-- Start INPUT MATERIAL --

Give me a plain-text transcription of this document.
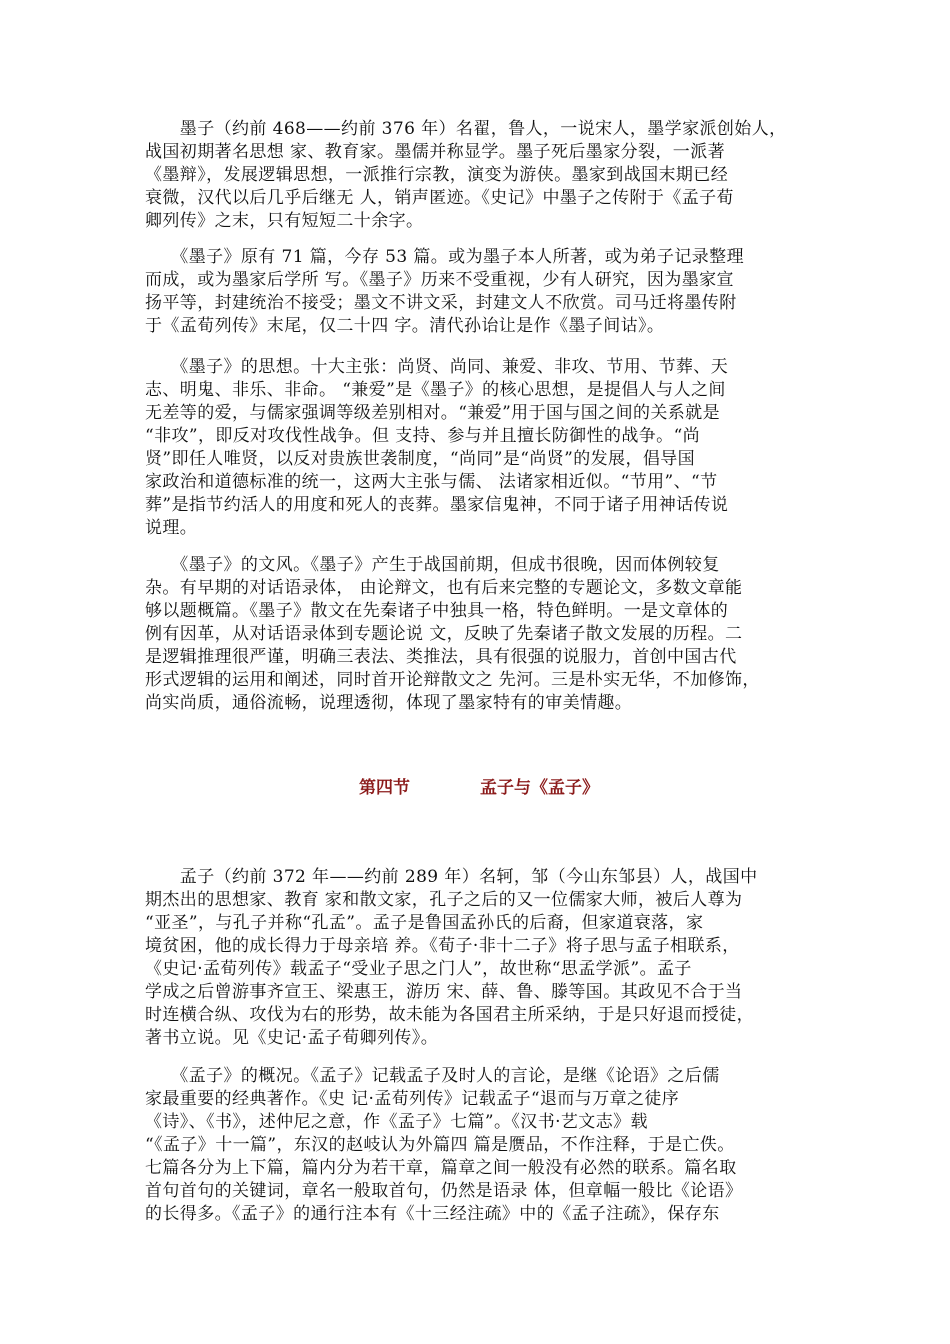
　　墨子（约前 468——约前 376 年）名翟，鲁人，一说宋人，墨学家派创始人，
战国初期著名思想 家、教育家。墨儒并称显学。墨子死后墨家分裂，一派著
《墨辩》，发展逻辑思想，一派推行宗教，演变为游侠。墨家到战国末期已经
衰微，汉代以后几乎后继无 人，销声匿迹。《史记》中墨子之传附于《孟子荀
卿列传》之末，只有短短二十余字。
　　《墨子》原有 71 篇，今存 53 篇。或为墨子本人所著，或为弟子记录整理
而成，或为墨家后学所 写。《墨子》历来不受重视，少有人研究，因为墨家宣
扬平等，封建统治不接受；墨文不讲文采，封建文人不欣赏。司马迁将墨传附
于《孟荀列传》末尾，仅二十四 字。清代孙诒让是作《墨子间诂》。
　　《墨子》的思想。十大主张：尚贤、尚同、兼爱、非攻、节用、节葬、天
志、明鬼、非乐、非命。 “兼爱”是《墨子》的核心思想，是提倡人与人之间
无差等的爱，与儒家强调等级差别相对。“兼爱”用于国与国之间的关系就是
“非攻”，即反对攻伐性战争。但 支持、参与并且擅长防御性的战争。“尚
贤”即任人唯贤，以反对贵族世袭制度，“尚同”是“尚贤”的发展，倡导国
家政治和道德标准的统一，这两大主张与儒、 法诸家相近似。“节用”、“节
葬”是指节约活人的用度和死人的丧葬。墨家信鬼神，不同于诸子用神话传说
说理。
　　《墨子》的文风。《墨子》产生于战国前期，但成书很晚，因而体例较复
杂。有早期的对话语录体， 由论辩文，也有后来完整的专题论文，多数文章能
够以题概篇。《墨子》散文在先秦诸子中独具一格，特色鲜明。一是文章体的
例有因革，从对话语录体到专题论说 文，反映了先秦诸子散文发展的历程。二
是逻辑推理很严谨，明确三表法、类推法，具有很强的说服力，首创中国古代
形式逻辑的运用和阐述，同时首开论辩散文之 先河。三是朴实无华，不加修饰，
尚实尚质，通俗流畅，说理透彻，体现了墨家特有的审美情趣。
第四节	孟子与《孟子》
　　孟子（约前 372 年——约前 289 年）名轲，邹（今山东邹县）人，战国中
期杰出的思想家、教育 家和散文家，孔子之后的又一位儒家大师，被后人尊为
“亚圣”，与孔子并称“孔孟”。孟子是鲁国孟孙氏的后裔，但家道衰落，家
境贫困，他的成长得力于母亲培 养。《荀子·非十二子》将子思与孟子相联系，
《史记·孟荀列传》载孟子“受业子思之门人”，故世称“思孟学派”。孟子
学成之后曾游事齐宣王、梁惠王，游历 宋、薛、鲁、滕等国。其政见不合于当
时连横合纵、攻伐为右的形势，故未能为各国君主所采纳，于是只好退而授徒，
著书立说。见《史记·孟子荀卿列传》。
　　《孟子》的概况。《孟子》记载孟子及时人的言论，是继《论语》之后儒
家最重要的经典著作。《史 记·孟荀列传》记载孟子“退而与万章之徒序
《诗》、《书》，述仲尼之意，作《孟子》七篇”。《汉书·艺文志》载
“《孟子》十一篇”，东汉的赵岐认为外篇四 篇是赝品，不作注释，于是亡佚。
七篇各分为上下篇，篇内分为若干章，篇章之间一般没有必然的联系。篇名取
首句首句的关键词，章名一般取首句，仍然是语录 体，但章幅一般比《论语》
的长得多。《孟子》的通行注本有《十三经注疏》中的《孟子注疏》，保存东
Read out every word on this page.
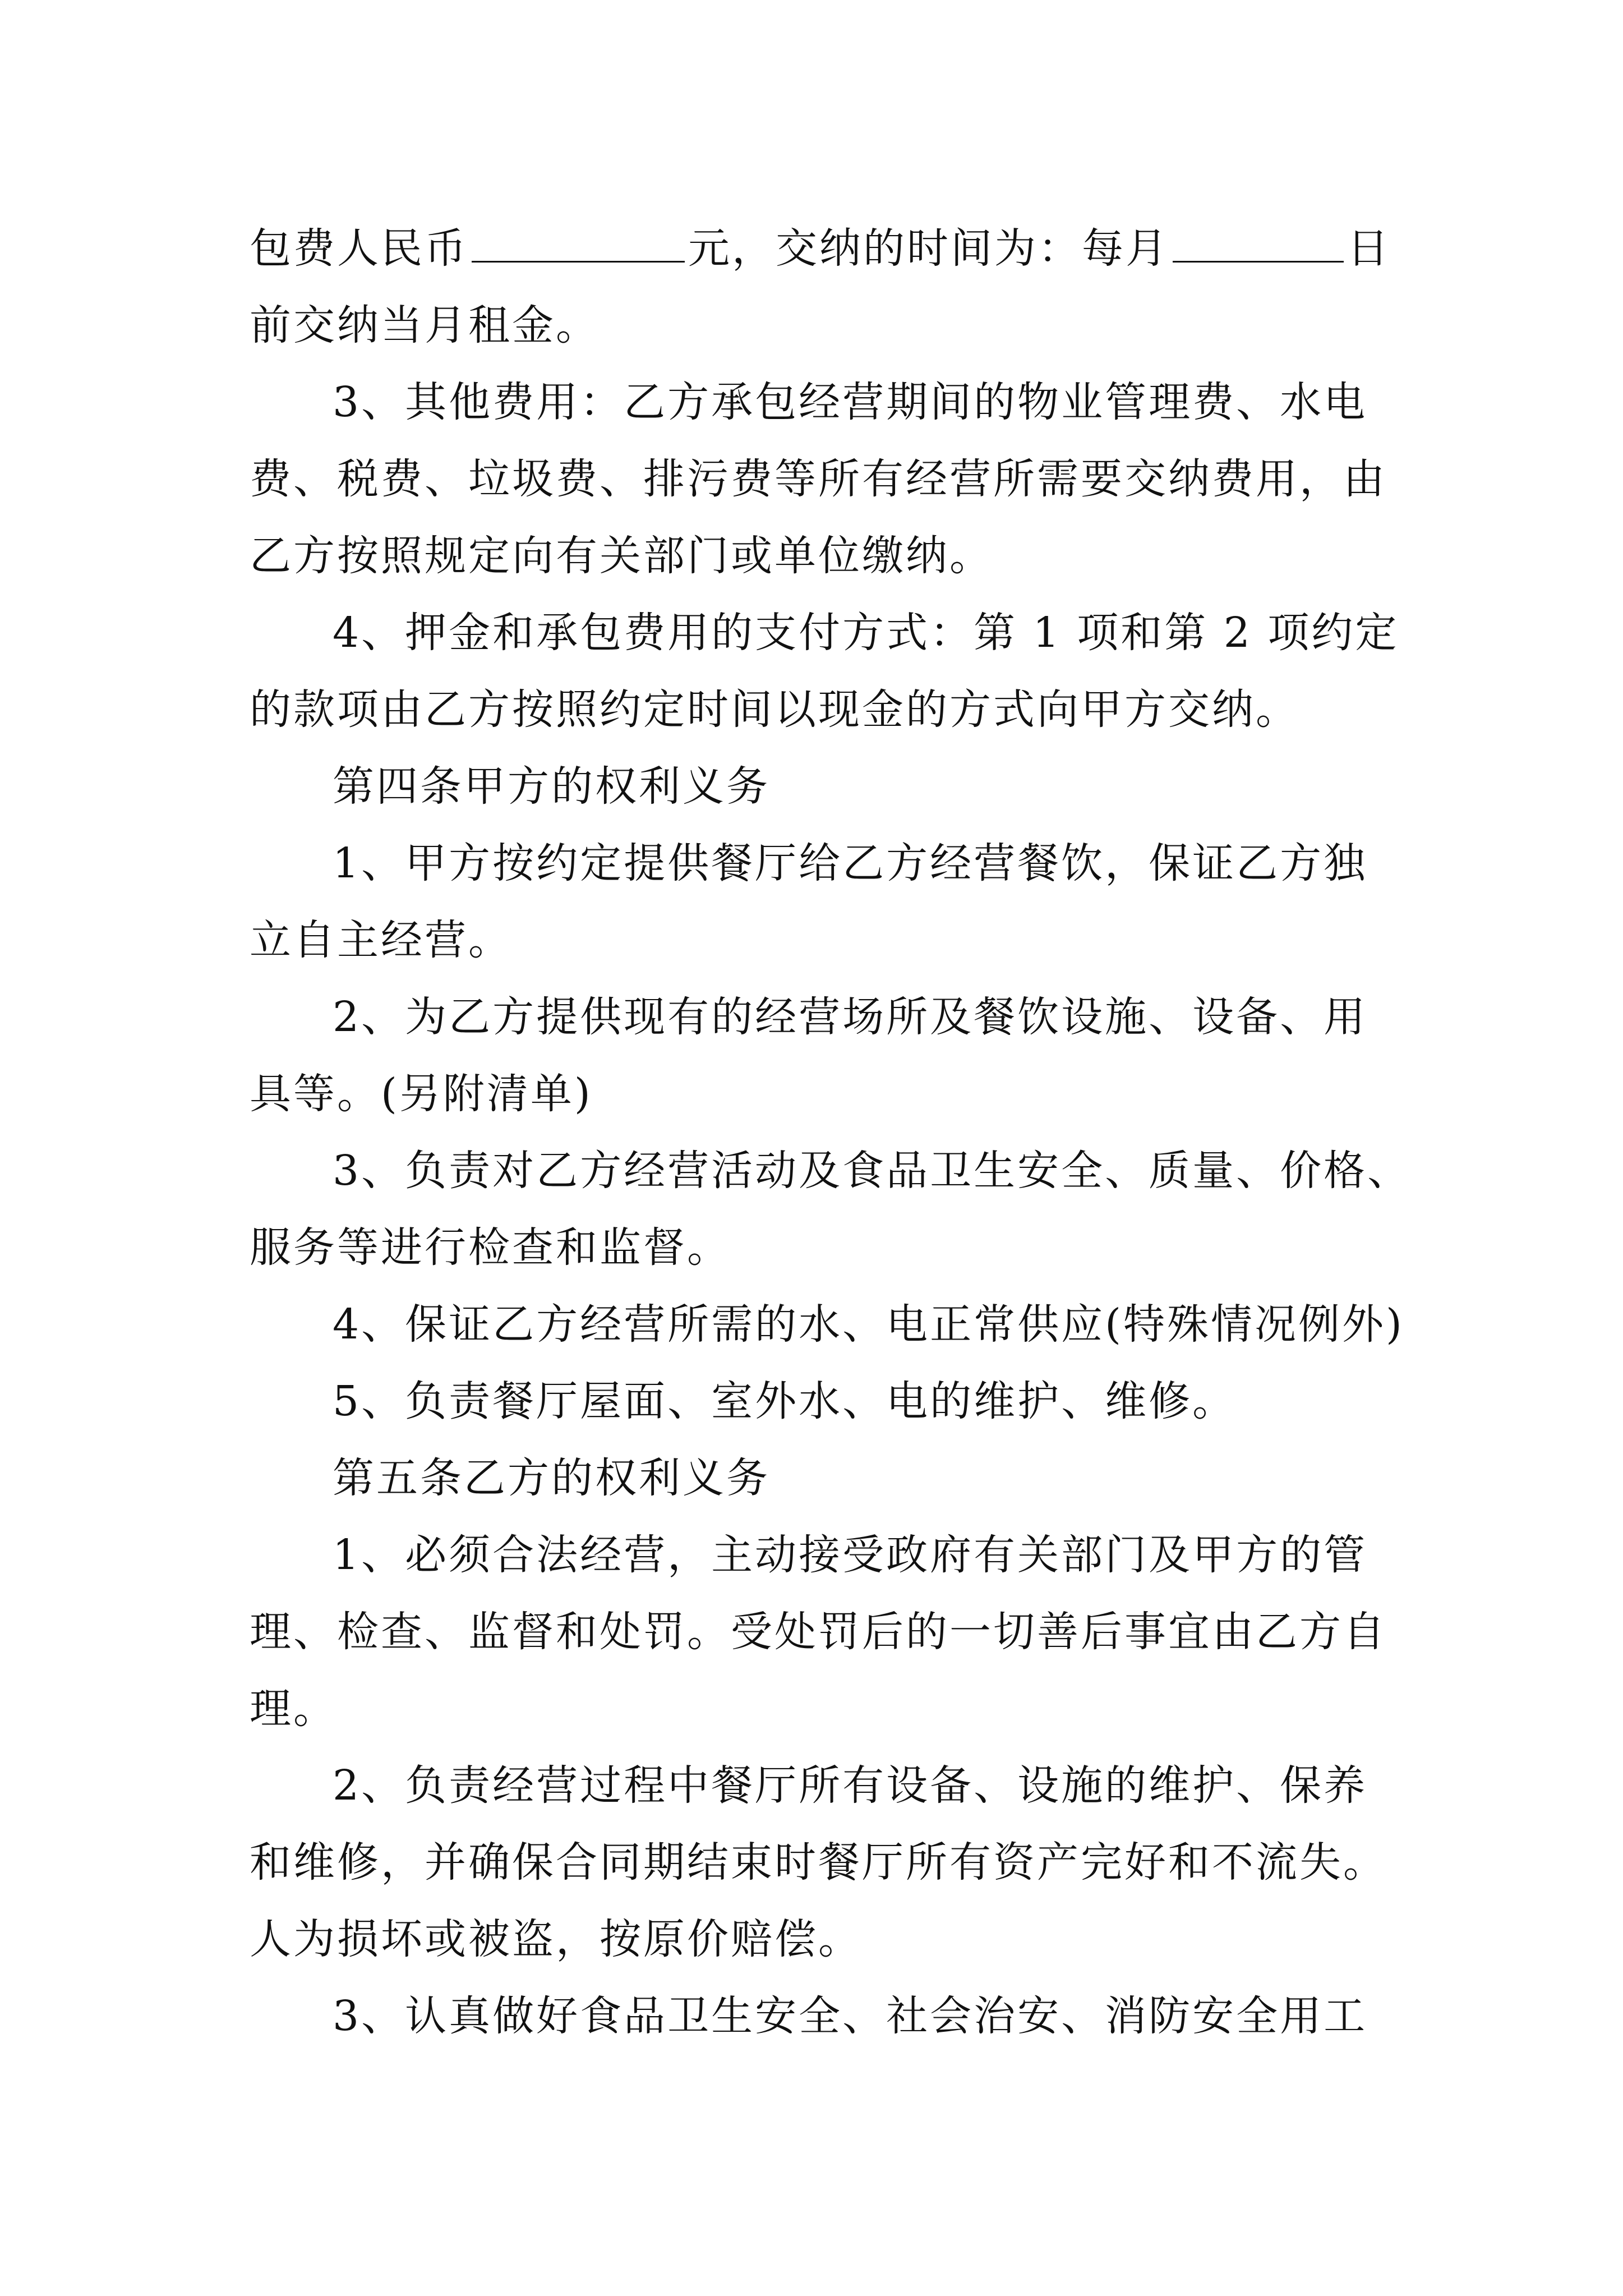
包费人民币	元，交纳的时间为：每月	日
前交纳当月租金。
3、其他费用：乙方承包经营期间的物业管理费、水电
费、税费、垃圾费、排污费等所有经营所需要交纳费用，由
乙方按照规定向有关部门或单位缴纳。
4、押金和承包费用的支付方式：第 1 项和第 2 项约定
的款项由乙方按照约定时间以现金的方式向甲方交纳。
第四条甲方的权利义务
1、甲方按约定提供餐厅给乙方经营餐饮，保证乙方独
立自主经营。
2、为乙方提供现有的经营场所及餐饮设施、设备、用
具等。(另附清单)
3、负责对乙方经营活动及食品卫生安全、质量、价格、
服务等进行检查和监督。
4、保证乙方经营所需的水、电正常供应(特殊情况例外)
5、负责餐厅屋面、室外水、电的维护、维修。
第五条乙方的权利义务
1、必须合法经营，主动接受政府有关部门及甲方的管
理、检查、监督和处罚。受处罚后的一切善后事宜由乙方自
理。
2、负责经营过程中餐厅所有设备、设施的维护、保养
和维修，并确保合同期结束时餐厅所有资产完好和不流失。
人为损坏或被盗，按原价赔偿。
3、认真做好食品卫生安全、社会治安、消防安全用工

-- End INPUT MATERIAL --

■ WHAT TO PRODUCE
Skip the pictures and copy exactly the lines from the one containing "Read out every word on this page." through the end of the material, both ends included.

■ RESPONSE TO THE EXERCISE
Read out every word on this page.
包费人民币	元，交纳的时间为：每月	日
前交纳当月租金。
3、其他费用：乙方承包经营期间的物业管理费、水电
费、税费、垃圾费、排污费等所有经营所需要交纳费用，由
乙方按照规定向有关部门或单位缴纳。
4、押金和承包费用的支付方式：第 1 项和第 2 项约定
的款项由乙方按照约定时间以现金的方式向甲方交纳。
第四条甲方的权利义务
1、甲方按约定提供餐厅给乙方经营餐饮，保证乙方独
立自主经营。
2、为乙方提供现有的经营场所及餐饮设施、设备、用
具等。(另附清单)
3、负责对乙方经营活动及食品卫生安全、质量、价格、
服务等进行检查和监督。
4、保证乙方经营所需的水、电正常供应(特殊情况例外)
5、负责餐厅屋面、室外水、电的维护、维修。
第五条乙方的权利义务
1、必须合法经营，主动接受政府有关部门及甲方的管
理、检查、监督和处罚。受处罚后的一切善后事宜由乙方自
理。
2、负责经营过程中餐厅所有设备、设施的维护、保养
和维修，并确保合同期结束时餐厅所有资产完好和不流失。
人为损坏或被盗，按原价赔偿。
3、认真做好食品卫生安全、社会治安、消防安全用工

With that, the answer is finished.